Work to be completed | Write the material out again in full, exactly.

Rows |
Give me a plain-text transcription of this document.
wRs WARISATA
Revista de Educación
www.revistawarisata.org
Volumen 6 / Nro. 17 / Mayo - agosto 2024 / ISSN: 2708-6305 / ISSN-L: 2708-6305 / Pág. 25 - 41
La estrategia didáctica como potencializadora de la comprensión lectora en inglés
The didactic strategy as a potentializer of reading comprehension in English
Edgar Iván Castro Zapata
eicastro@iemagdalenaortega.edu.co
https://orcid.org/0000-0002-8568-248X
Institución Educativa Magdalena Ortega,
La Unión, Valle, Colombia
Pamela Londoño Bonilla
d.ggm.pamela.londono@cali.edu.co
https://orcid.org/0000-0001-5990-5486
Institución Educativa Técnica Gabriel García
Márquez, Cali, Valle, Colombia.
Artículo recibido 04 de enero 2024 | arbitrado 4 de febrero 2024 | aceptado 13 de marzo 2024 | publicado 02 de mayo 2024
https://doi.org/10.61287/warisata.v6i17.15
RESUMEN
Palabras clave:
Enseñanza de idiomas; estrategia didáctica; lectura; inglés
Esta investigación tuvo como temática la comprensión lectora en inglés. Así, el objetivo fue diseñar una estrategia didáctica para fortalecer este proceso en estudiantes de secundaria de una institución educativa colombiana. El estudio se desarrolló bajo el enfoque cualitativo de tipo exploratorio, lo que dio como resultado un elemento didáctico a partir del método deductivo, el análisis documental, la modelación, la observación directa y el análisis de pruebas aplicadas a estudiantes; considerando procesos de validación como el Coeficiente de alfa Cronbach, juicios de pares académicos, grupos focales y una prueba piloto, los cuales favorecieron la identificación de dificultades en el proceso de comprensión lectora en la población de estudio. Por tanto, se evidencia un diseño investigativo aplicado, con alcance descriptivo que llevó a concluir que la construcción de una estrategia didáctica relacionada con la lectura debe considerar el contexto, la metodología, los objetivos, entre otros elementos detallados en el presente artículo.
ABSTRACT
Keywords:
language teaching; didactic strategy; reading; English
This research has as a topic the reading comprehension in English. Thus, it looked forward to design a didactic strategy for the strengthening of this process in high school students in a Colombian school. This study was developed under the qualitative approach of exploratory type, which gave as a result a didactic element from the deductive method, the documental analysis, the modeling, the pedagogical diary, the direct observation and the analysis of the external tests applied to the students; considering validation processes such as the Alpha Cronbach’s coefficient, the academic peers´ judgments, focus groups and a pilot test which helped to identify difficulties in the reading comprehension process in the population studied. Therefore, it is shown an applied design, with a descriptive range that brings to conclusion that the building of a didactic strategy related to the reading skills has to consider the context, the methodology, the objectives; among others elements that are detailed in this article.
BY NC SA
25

Result |
Give me a plain-text transcription of this document.
wRs WARISATA
Revista de Educación
www.revistawarisata.org
Volumen 6 / Nro. 17 / Mayo - agosto 2024 / ISSN: 2708-6305 / ISSN-L: 2708-6305 / Pág. 25 - 41
La estrategia didáctica como potencializadora de la comprensión lectora en inglés
The didactic strategy as a potentializer of reading comprehension in English
Edgar Iván Castro Zapata
eicastro@iemagdalenaortega.edu.co
https://orcid.org/0000-0002-8568-248X
Institución Educativa Magdalena Ortega,
La Unión, Valle, Colombia
Pamela Londoño Bonilla
d.ggm.pamela.londono@cali.edu.co
https://orcid.org/0000-0001-5990-5486
Institución Educativa Técnica Gabriel García
Márquez, Cali, Valle, Colombia.
Artículo recibido 04 de enero 2024 | arbitrado 4 de febrero 2024 | aceptado 13 de marzo 2024 | publicado 02 de mayo 2024
https://doi.org/10.61287/warisata.v6i17.15
RESUMEN
Palabras clave:
Enseñanza de idiomas; estrategia didáctica; lectura; inglés
Esta investigación tuvo como temática la comprensión lectora en inglés. Así, el objetivo fue diseñar una estrategia didáctica para fortalecer este proceso en estudiantes de secundaria de una institución educativa colombiana. El estudio se desarrolló bajo el enfoque cualitativo de tipo exploratorio, lo que dio como resultado un elemento didáctico a partir del método deductivo, el análisis documental, la modelación, la observación directa y el análisis de pruebas aplicadas a estudiantes; considerando procesos de validación como el Coeficiente de alfa Cronbach, juicios de pares académicos, grupos focales y una prueba piloto, los cuales favorecieron la identificación de dificultades en el proceso de comprensión lectora en la población de estudio. Por tanto, se evidencia un diseño investigativo aplicado, con alcance descriptivo que llevó a concluir que la construcción de una estrategia didáctica relacionada con la lectura debe considerar el contexto, la metodología, los objetivos, entre otros elementos detallados en el presente artículo.
ABSTRACT
Keywords:
language teaching; didactic strategy; reading; English
This research has as a topic the reading comprehension in English. Thus, it looked forward to design a didactic strategy for the strengthening of this process in high school students in a Colombian school. This study was developed under the qualitative approach of exploratory type, which gave as a result a didactic element from the deductive method, the documental analysis, the modeling, the pedagogical diary, the direct observation and the analysis of the external tests applied to the students; considering validation processes such as the Alpha Cronbach’s coefficient, the academic peers´ judgments, focus groups and a pilot test which helped to identify difficulties in the reading comprehension process in the population studied. Therefore, it is shown an applied design, with a descriptive range that brings to conclusion that the building of a didactic strategy related to the reading skills has to consider the context, the methodology, the objectives; among others elements that are detailed in this article.
BY NC SA
25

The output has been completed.